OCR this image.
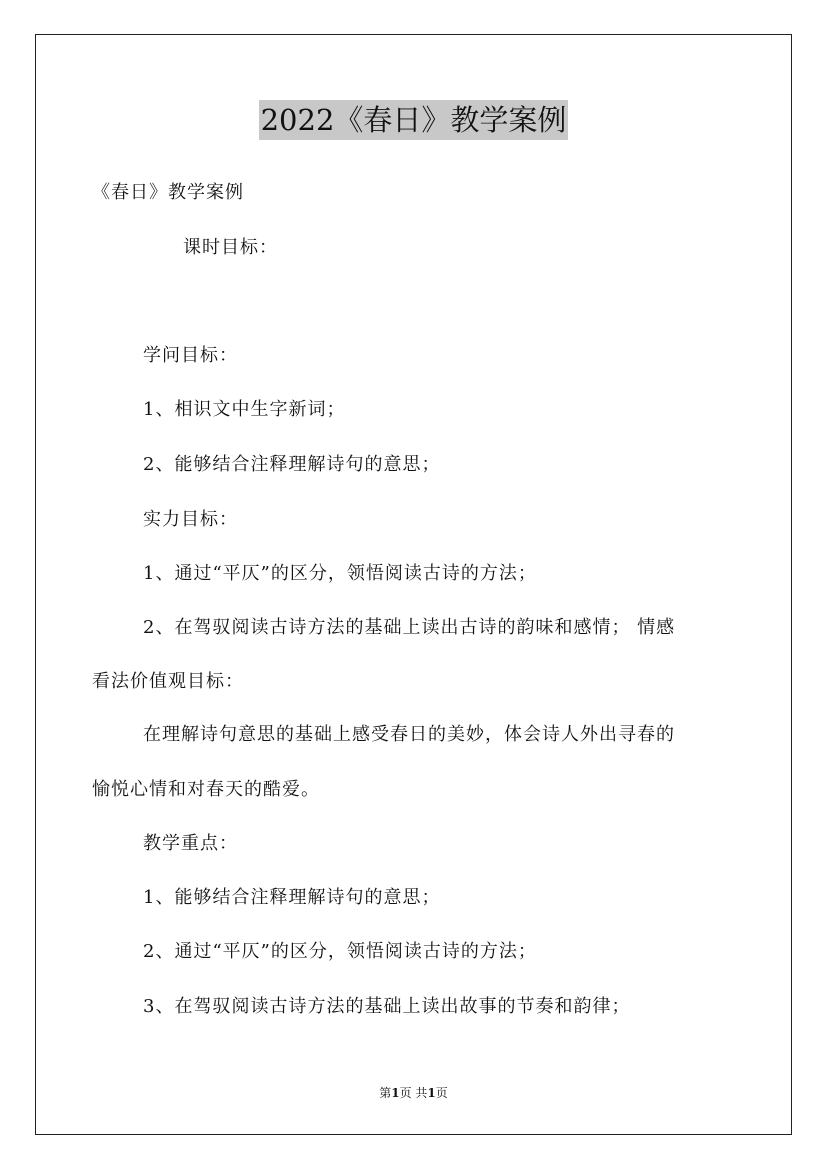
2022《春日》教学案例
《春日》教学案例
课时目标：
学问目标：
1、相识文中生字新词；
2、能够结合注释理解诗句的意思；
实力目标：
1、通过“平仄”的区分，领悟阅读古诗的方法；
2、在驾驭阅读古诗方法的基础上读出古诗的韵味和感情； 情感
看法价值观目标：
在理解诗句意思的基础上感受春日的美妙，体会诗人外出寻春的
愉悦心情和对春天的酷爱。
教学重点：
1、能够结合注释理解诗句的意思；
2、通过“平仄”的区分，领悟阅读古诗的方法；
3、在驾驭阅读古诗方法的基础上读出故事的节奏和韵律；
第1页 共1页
-=-=-
# [Stated goal]
Reply with nothing except the number of lines in the listing above that include "领悟阅读古诗的方法".

# [The reply]
2